--- BEGIN ---

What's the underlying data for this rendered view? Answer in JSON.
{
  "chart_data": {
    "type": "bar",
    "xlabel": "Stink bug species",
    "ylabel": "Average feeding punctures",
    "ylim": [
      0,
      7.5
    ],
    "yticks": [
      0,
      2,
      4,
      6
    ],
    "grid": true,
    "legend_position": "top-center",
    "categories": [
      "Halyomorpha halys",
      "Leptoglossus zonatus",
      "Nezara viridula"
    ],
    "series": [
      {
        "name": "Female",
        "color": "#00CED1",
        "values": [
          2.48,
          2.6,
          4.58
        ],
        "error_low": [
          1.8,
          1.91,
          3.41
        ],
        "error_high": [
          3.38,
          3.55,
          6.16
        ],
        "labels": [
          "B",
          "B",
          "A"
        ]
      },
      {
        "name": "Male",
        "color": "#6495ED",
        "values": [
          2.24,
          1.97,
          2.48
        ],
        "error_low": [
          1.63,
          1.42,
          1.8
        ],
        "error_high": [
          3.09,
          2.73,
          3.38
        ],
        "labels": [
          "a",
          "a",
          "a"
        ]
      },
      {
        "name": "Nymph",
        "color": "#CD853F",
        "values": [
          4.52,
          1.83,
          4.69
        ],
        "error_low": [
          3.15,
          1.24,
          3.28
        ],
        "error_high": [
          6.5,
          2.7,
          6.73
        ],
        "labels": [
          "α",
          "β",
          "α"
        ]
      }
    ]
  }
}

--- END ---
--- BEGIN ---

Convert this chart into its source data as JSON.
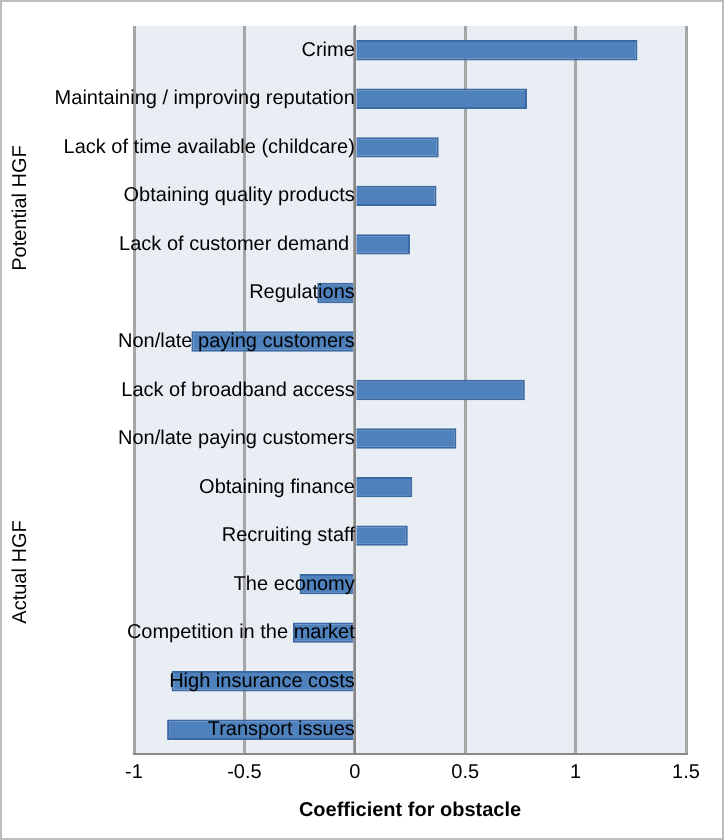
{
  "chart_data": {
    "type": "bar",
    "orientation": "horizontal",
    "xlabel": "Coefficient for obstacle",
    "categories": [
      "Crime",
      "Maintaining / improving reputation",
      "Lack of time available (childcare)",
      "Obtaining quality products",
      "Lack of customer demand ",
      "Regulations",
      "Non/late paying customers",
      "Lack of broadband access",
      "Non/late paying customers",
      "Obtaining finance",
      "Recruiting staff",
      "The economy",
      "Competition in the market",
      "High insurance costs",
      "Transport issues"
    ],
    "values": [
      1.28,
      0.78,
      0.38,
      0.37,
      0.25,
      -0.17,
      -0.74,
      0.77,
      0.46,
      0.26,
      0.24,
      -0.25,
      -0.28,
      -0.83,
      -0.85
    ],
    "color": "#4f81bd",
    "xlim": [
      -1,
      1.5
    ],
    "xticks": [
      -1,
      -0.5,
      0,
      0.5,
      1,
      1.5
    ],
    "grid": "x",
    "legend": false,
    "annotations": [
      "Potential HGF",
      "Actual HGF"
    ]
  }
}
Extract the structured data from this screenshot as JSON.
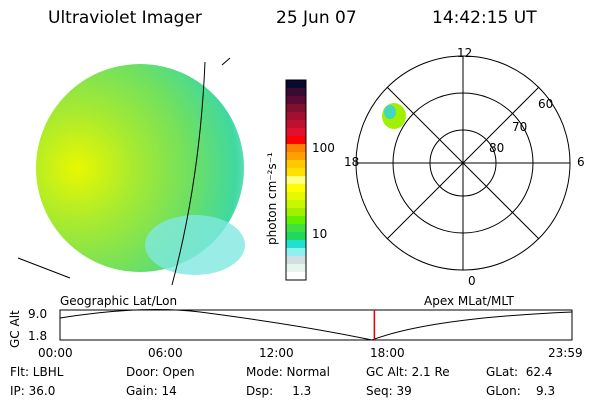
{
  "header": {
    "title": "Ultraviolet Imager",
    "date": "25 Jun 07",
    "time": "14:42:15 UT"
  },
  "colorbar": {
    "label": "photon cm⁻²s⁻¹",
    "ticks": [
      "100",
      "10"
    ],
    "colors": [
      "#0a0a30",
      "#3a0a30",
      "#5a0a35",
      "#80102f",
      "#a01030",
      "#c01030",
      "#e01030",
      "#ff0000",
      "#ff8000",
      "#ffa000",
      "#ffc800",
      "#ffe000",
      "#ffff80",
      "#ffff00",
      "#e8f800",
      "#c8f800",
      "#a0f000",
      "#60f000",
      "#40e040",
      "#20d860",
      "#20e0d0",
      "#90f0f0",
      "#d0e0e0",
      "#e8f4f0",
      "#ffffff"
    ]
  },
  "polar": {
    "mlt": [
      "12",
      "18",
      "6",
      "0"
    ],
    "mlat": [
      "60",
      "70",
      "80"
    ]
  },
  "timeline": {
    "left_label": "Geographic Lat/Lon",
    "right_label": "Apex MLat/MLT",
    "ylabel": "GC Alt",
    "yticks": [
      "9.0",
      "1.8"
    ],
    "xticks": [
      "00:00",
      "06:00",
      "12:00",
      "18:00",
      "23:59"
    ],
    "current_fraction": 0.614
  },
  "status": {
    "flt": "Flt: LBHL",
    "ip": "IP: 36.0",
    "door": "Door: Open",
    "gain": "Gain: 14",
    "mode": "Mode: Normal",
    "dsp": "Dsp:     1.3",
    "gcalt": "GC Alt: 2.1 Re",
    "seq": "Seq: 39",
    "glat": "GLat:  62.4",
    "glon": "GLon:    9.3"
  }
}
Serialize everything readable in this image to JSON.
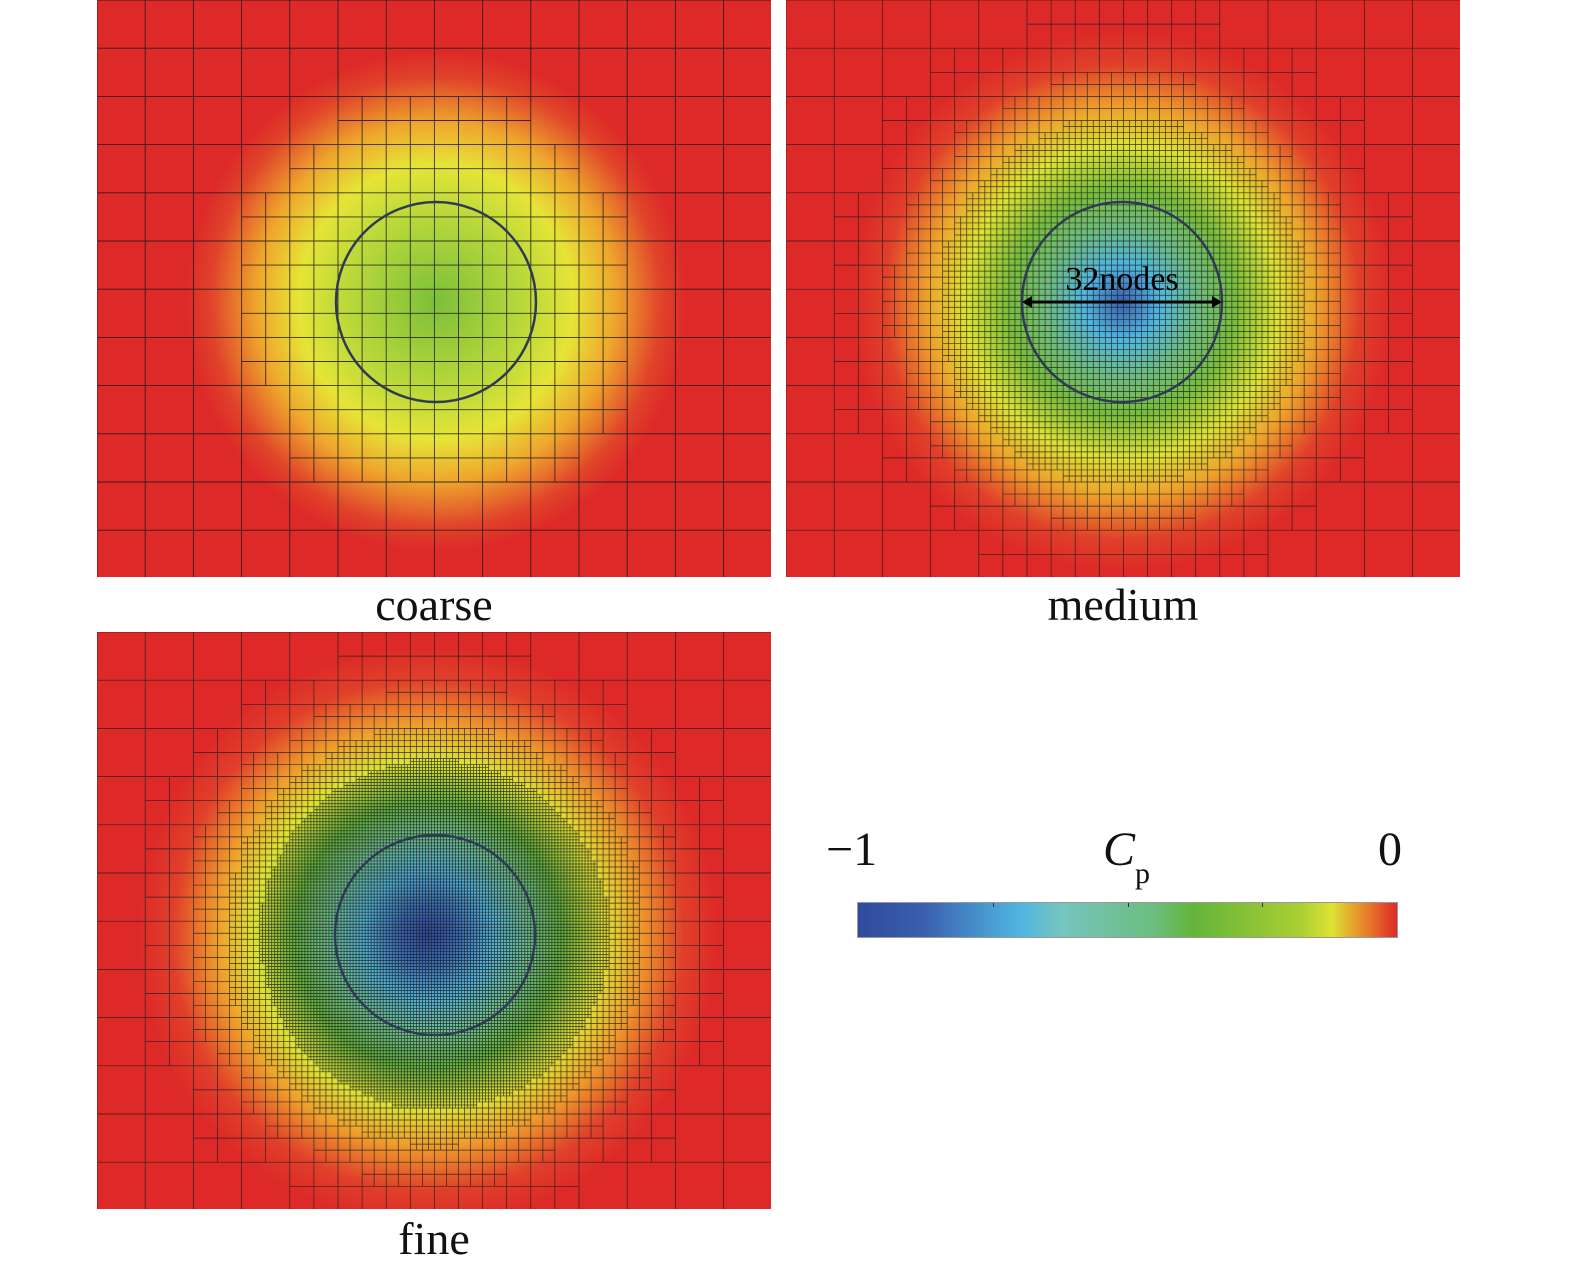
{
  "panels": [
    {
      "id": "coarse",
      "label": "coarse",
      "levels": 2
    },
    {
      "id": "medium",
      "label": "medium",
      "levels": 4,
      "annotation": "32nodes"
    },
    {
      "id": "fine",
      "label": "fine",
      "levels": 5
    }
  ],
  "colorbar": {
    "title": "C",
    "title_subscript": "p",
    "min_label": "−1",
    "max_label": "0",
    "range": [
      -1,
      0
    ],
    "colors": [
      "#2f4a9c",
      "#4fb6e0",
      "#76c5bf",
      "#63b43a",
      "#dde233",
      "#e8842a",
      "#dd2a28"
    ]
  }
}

--- END ---

(Short task):
Give the number of lines above in which the word "JSON" occurs, with nothing else.

(Full output):
4